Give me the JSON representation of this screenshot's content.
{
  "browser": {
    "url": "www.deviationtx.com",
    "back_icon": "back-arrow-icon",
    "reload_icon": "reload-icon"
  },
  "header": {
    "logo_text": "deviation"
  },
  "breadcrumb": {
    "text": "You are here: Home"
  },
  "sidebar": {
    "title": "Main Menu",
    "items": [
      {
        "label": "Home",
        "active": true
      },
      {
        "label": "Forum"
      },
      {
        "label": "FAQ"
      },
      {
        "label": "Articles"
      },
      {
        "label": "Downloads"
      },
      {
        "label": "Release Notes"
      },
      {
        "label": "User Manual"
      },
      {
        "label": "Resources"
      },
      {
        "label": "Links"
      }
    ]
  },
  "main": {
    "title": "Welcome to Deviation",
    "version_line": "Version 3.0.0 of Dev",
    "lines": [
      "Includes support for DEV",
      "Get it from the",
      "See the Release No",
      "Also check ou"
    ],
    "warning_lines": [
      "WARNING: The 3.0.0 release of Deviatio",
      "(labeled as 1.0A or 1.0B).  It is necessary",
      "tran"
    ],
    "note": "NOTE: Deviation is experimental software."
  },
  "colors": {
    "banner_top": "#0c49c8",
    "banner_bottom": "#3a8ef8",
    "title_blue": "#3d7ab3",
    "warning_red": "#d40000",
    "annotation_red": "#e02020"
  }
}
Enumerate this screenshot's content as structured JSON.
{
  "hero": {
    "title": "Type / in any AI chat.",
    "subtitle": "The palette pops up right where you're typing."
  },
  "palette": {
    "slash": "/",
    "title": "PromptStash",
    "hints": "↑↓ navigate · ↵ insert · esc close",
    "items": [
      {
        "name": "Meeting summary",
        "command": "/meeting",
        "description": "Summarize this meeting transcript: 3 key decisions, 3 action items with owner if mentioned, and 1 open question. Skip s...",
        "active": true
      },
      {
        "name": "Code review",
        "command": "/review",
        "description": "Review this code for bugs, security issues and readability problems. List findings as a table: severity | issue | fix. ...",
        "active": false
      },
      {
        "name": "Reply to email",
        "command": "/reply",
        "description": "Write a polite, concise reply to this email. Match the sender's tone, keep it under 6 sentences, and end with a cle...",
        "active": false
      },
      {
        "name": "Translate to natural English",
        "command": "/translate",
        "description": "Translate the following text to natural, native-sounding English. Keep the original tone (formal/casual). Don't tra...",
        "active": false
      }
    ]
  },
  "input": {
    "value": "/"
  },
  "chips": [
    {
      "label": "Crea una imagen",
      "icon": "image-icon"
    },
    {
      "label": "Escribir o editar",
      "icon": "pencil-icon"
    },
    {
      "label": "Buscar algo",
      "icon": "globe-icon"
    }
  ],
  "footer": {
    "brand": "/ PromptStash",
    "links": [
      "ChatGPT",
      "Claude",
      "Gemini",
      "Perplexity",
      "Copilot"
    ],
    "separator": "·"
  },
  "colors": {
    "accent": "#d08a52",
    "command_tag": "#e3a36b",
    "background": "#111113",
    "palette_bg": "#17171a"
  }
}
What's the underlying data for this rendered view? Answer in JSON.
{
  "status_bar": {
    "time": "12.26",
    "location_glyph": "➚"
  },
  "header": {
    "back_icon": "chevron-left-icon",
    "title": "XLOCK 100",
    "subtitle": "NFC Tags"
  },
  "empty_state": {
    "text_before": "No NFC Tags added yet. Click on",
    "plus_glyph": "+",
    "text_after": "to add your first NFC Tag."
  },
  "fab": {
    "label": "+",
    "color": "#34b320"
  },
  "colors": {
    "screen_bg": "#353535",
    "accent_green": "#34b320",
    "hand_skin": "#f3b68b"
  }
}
* * * * * * * * *
Prompt => Report every line in the data above in which the word "content" appears.

Result below =>
Give me the JSON representation of this screenshot's content.
Enumerate this screenshot's content as structured JSON.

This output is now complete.